**Objective**
Examine the material below. Gather every line in which the string "粉笔大数据" appears.

**Supplied entries**

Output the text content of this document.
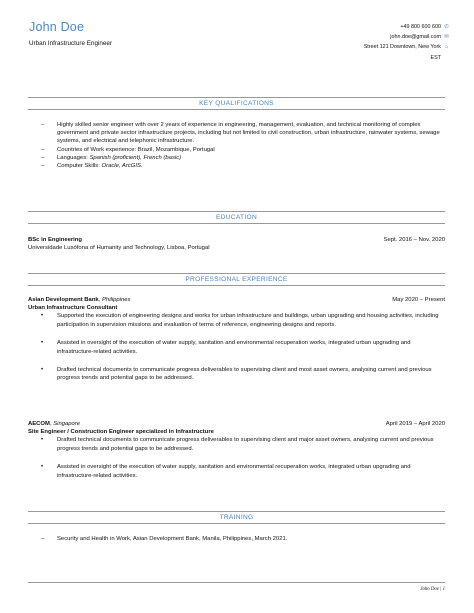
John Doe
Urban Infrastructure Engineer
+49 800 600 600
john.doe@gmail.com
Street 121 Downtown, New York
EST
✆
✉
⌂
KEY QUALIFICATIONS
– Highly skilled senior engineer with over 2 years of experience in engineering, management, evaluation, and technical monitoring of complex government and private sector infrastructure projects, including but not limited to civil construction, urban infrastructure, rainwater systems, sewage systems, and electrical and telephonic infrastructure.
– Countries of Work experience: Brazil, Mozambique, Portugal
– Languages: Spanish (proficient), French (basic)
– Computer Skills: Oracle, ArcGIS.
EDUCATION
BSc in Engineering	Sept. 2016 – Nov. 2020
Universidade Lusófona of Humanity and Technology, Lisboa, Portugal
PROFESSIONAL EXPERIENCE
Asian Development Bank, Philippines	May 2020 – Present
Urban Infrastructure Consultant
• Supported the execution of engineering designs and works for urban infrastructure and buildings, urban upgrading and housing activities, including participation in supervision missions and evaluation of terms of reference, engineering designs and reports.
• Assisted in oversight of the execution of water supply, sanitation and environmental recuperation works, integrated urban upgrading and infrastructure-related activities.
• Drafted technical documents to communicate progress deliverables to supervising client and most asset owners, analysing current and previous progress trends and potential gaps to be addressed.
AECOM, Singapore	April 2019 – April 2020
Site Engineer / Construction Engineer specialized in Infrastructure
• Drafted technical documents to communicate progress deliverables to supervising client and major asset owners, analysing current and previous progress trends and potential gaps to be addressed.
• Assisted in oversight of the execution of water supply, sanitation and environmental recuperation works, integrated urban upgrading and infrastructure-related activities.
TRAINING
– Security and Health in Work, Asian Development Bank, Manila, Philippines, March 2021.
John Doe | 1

* * *

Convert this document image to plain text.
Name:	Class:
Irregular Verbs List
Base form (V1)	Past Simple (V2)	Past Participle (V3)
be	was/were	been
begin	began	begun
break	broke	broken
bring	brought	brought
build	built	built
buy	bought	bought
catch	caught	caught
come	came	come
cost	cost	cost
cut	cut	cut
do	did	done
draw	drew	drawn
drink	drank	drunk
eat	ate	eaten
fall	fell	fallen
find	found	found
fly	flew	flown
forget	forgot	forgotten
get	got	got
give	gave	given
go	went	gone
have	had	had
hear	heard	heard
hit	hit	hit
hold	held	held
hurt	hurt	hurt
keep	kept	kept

...

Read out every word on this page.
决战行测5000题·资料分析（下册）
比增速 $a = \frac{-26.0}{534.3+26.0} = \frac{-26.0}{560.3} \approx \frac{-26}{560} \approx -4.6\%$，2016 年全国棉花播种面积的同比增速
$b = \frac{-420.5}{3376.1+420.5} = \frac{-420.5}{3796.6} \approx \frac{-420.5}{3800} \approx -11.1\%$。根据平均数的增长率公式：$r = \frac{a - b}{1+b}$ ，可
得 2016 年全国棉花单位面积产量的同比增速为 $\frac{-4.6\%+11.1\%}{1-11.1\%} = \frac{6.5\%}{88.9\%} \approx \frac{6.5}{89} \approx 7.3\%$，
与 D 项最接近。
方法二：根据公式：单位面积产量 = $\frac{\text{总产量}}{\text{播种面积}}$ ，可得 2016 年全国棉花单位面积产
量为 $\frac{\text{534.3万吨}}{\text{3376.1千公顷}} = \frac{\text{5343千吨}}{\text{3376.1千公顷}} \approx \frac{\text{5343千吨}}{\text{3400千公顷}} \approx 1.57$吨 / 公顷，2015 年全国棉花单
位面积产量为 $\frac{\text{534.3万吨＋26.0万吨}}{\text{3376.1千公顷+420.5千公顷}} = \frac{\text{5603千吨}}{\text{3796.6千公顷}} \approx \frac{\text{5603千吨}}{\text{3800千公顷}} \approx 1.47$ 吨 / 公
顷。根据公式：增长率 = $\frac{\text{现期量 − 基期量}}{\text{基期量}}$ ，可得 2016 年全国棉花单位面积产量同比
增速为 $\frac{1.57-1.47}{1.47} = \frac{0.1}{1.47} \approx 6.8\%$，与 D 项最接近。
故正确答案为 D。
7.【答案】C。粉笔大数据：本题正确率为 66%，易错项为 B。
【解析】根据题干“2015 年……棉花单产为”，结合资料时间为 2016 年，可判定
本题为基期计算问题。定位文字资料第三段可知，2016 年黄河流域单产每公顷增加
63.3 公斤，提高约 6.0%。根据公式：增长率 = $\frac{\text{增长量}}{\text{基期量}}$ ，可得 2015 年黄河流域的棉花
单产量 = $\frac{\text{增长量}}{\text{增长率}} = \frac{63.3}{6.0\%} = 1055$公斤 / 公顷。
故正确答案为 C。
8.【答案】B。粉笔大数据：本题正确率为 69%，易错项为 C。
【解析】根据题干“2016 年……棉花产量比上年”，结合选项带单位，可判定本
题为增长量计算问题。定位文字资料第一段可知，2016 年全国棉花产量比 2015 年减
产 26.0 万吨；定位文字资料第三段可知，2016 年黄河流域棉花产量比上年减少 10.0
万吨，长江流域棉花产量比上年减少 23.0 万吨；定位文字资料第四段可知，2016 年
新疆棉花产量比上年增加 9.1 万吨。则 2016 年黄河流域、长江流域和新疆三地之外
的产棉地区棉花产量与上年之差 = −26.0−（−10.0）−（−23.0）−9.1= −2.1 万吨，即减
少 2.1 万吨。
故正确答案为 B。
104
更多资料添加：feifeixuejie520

**Correct response**
7.【答案】C。粉笔大数据：本题正确率为 66%，易错项为 B。
8.【答案】B。粉笔大数据：本题正确率为 69%，易错项为 C。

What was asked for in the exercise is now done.